§ **What is required**
Your task is to repeat all of the data exactly while excluding the pictures.

§ **Records for processing**
* start *

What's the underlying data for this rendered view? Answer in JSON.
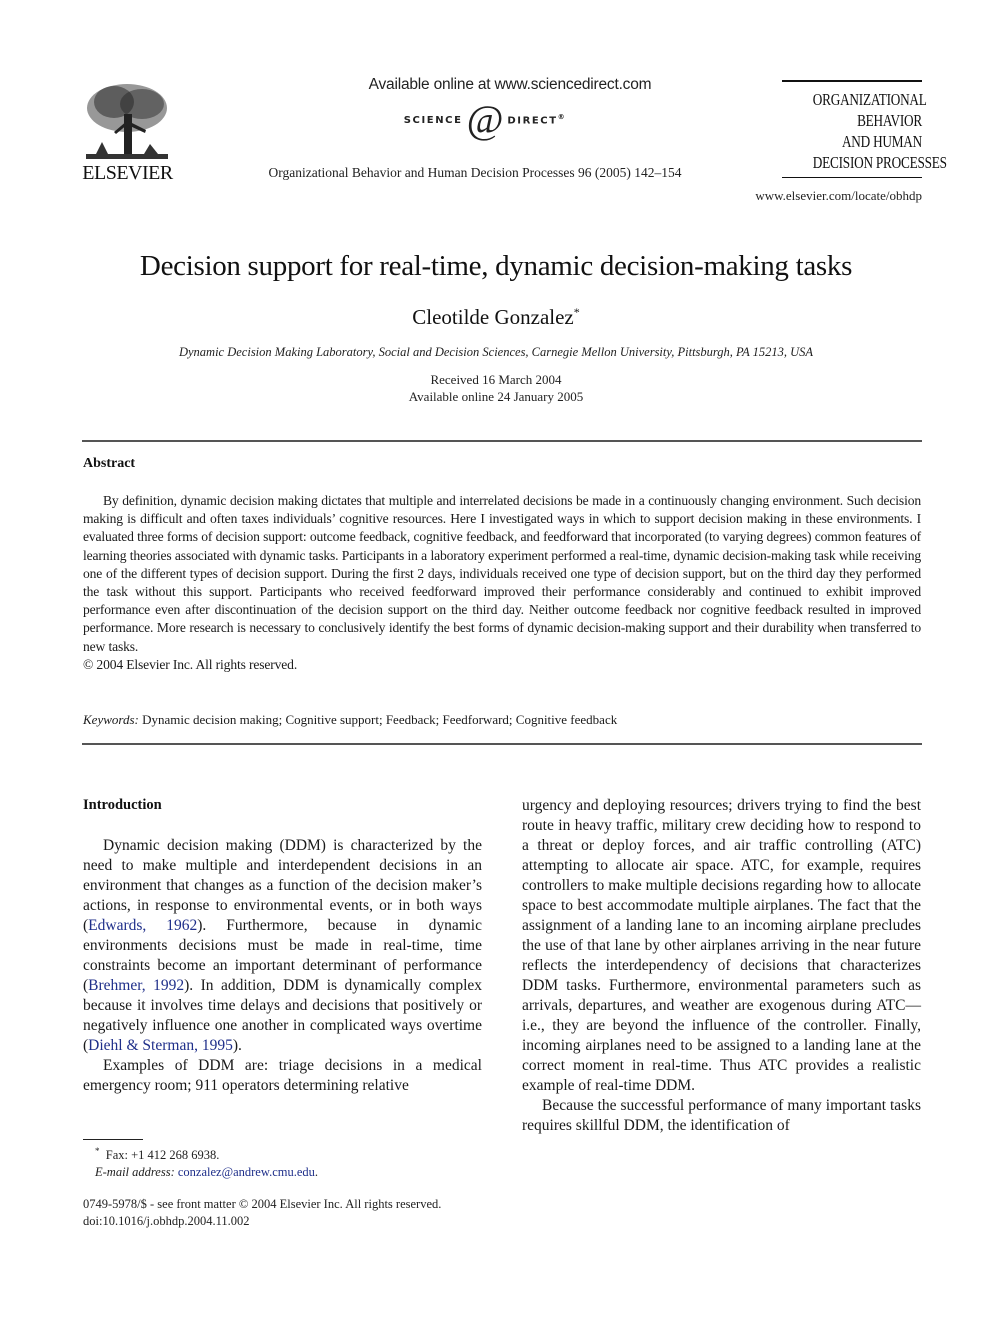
{
  "header": {
    "publisher_logo_text": "ELSEVIER",
    "available_online": "Available online at www.sciencedirect.com",
    "sciencedirect_left": "SCIENCE",
    "sciencedirect_at": "d",
    "sciencedirect_right": "DIRECT",
    "sciencedirect_reg": "®",
    "journal_citation": "Organizational Behavior and Human Decision Processes 96 (2005) 142–154",
    "journal_logo_lines": [
      "ORGANIZATIONAL",
      "BEHAVIOR",
      "AND HUMAN",
      "DECISION PROCESSES"
    ],
    "journal_url": "www.elsevier.com/locate/obhdp"
  },
  "article": {
    "title": "Decision support for real-time, dynamic decision-making tasks",
    "author": "Cleotilde Gonzalez",
    "author_mark": "*",
    "affiliation": "Dynamic Decision Making Laboratory, Social and Decision Sciences, Carnegie Mellon University, Pittsburgh, PA 15213, USA",
    "received": "Received 16 March 2004",
    "available_online": "Available online 24 January 2005"
  },
  "abstract": {
    "heading": "Abstract",
    "text": "By definition, dynamic decision making dictates that multiple and interrelated decisions be made in a continuously changing environment. Such decision making is difficult and often taxes individuals’ cognitive resources. Here I investigated ways in which to support decision making in these environments. I evaluated three forms of decision support: outcome feedback, cognitive feedback, and feedforward that incorporated (to varying degrees) common features of learning theories associated with dynamic tasks. Participants in a laboratory experiment performed a real-time, dynamic decision-making task while receiving one of the different types of decision support. During the first 2 days, individuals received one type of decision support, but on the third day they performed the task without this support. Participants who received feedforward improved their performance considerably and continued to exhibit improved performance even after discontinuation of the decision support on the third day. Neither outcome feedback nor cognitive feedback resulted in improved performance. More research is necessary to conclusively identify the best forms of dynamic decision-making support and their durability when transferred to new tasks.",
    "copyright": "© 2004 Elsevier Inc. All rights reserved.",
    "keywords_label": "Keywords:",
    "keywords": "Dynamic decision making; Cognitive support; Feedback; Feedforward; Cognitive feedback"
  },
  "introduction": {
    "heading": "Introduction",
    "p1_a": "Dynamic decision making (DDM) is characterized by the need to make multiple and interdependent decisions in an environment that changes as a function of the decision maker’s actions, in response to environmental events, or in both ways (",
    "p1_cite1": "Edwards, 1962",
    "p1_b": "). Furthermore, because in dynamic environments decisions must be made in real-time, time constraints become an important determinant of performance (",
    "p1_cite2": "Brehmer, 1992",
    "p1_c": "). In addition, DDM is dynamically complex because it involves time delays and decisions that positively or negatively influence one another in complicated ways overtime (",
    "p1_cite3": "Diehl & Sterman, 1995",
    "p1_d": ").",
    "p2_left": "Examples of DDM are: triage decisions in a medical emergency room; 911 operators determining relative",
    "p2_right": "urgency and deploying resources; drivers trying to find the best route in heavy traffic, military crew deciding how to respond to a threat or deploy forces, and air traffic controlling (ATC) attempting to allocate air space. ATC, for example, requires controllers to make multiple decisions regarding how to allocate space to best accommodate multiple airplanes. The fact that the assignment of a landing lane to an incoming airplane precludes the use of that lane by other airplanes arriving in the near future reflects the interdependency of decisions that characterizes DDM tasks. Furthermore, environmental parameters such as arrivals, departures, and weather are exogenous during ATC—i.e., they are beyond the influence of the controller. Finally, incoming airplanes need to be assigned to a landing lane at the correct moment in real-time. Thus ATC provides a realistic example of real-time DDM.",
    "p3": "Because the successful performance of many important tasks requires skillful DDM, the identification of"
  },
  "footnotes": {
    "mark": "*",
    "fax": "Fax: +1 412 268 6938.",
    "email_label": "E-mail address:",
    "email": "conzalez@andrew.cmu.edu",
    "email_end": "."
  },
  "front_matter": {
    "issn_line": "0749-5978/$ - see front matter © 2004 Elsevier Inc. All rights reserved.",
    "doi": "doi:10.1016/j.obhdp.2004.11.002"
  },
  "colors": {
    "link": "#1f2f8a",
    "text": "#1a1a1a"
  }
}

* end *

§ **Worked solution**
What's the underlying data for this rendered view? Answer in JSON.
{
  "header": {
    "publisher_logo_text": "ELSEVIER",
    "available_online": "Available online at www.sciencedirect.com",
    "sciencedirect_left": "SCIENCE",
    "sciencedirect_at": "d",
    "sciencedirect_right": "DIRECT",
    "sciencedirect_reg": "®",
    "journal_citation": "Organizational Behavior and Human Decision Processes 96 (2005) 142–154",
    "journal_logo_lines": [
      "ORGANIZATIONAL",
      "BEHAVIOR",
      "AND HUMAN",
      "DECISION PROCESSES"
    ],
    "journal_url": "www.elsevier.com/locate/obhdp"
  },
  "article": {
    "title": "Decision support for real-time, dynamic decision-making tasks",
    "author": "Cleotilde Gonzalez",
    "author_mark": "*",
    "affiliation": "Dynamic Decision Making Laboratory, Social and Decision Sciences, Carnegie Mellon University, Pittsburgh, PA 15213, USA",
    "received": "Received 16 March 2004",
    "available_online": "Available online 24 January 2005"
  },
  "abstract": {
    "heading": "Abstract",
    "text": "By definition, dynamic decision making dictates that multiple and interrelated decisions be made in a continuously changing environment. Such decision making is difficult and often taxes individuals’ cognitive resources. Here I investigated ways in which to support decision making in these environments. I evaluated three forms of decision support: outcome feedback, cognitive feedback, and feedforward that incorporated (to varying degrees) common features of learning theories associated with dynamic tasks. Participants in a laboratory experiment performed a real-time, dynamic decision-making task while receiving one of the different types of decision support. During the first 2 days, individuals received one type of decision support, but on the third day they performed the task without this support. Participants who received feedforward improved their performance considerably and continued to exhibit improved performance even after discontinuation of the decision support on the third day. Neither outcome feedback nor cognitive feedback resulted in improved performance. More research is necessary to conclusively identify the best forms of dynamic decision-making support and their durability when transferred to new tasks.",
    "copyright": "© 2004 Elsevier Inc. All rights reserved.",
    "keywords_label": "Keywords:",
    "keywords": "Dynamic decision making; Cognitive support; Feedback; Feedforward; Cognitive feedback"
  },
  "introduction": {
    "heading": "Introduction",
    "p1_a": "Dynamic decision making (DDM) is characterized by the need to make multiple and interdependent decisions in an environment that changes as a function of the decision maker’s actions, in response to environmental events, or in both ways (",
    "p1_cite1": "Edwards, 1962",
    "p1_b": "). Furthermore, because in dynamic environments decisions must be made in real-time, time constraints become an important determinant of performance (",
    "p1_cite2": "Brehmer, 1992",
    "p1_c": "). In addition, DDM is dynamically complex because it involves time delays and decisions that positively or negatively influence one another in complicated ways overtime (",
    "p1_cite3": "Diehl & Sterman, 1995",
    "p1_d": ").",
    "p2_left": "Examples of DDM are: triage decisions in a medical emergency room; 911 operators determining relative",
    "p2_right": "urgency and deploying resources; drivers trying to find the best route in heavy traffic, military crew deciding how to respond to a threat or deploy forces, and air traffic controlling (ATC) attempting to allocate air space. ATC, for example, requires controllers to make multiple decisions regarding how to allocate space to best accommodate multiple airplanes. The fact that the assignment of a landing lane to an incoming airplane precludes the use of that lane by other airplanes arriving in the near future reflects the interdependency of decisions that characterizes DDM tasks. Furthermore, environmental parameters such as arrivals, departures, and weather are exogenous during ATC—i.e., they are beyond the influence of the controller. Finally, incoming airplanes need to be assigned to a landing lane at the correct moment in real-time. Thus ATC provides a realistic example of real-time DDM.",
    "p3": "Because the successful performance of many important tasks requires skillful DDM, the identification of"
  },
  "footnotes": {
    "mark": "*",
    "fax": "Fax: +1 412 268 6938.",
    "email_label": "E-mail address:",
    "email": "conzalez@andrew.cmu.edu",
    "email_end": "."
  },
  "front_matter": {
    "issn_line": "0749-5978/$ - see front matter © 2004 Elsevier Inc. All rights reserved.",
    "doi": "doi:10.1016/j.obhdp.2004.11.002"
  },
  "colors": {
    "link": "#1f2f8a",
    "text": "#1a1a1a"
  }
}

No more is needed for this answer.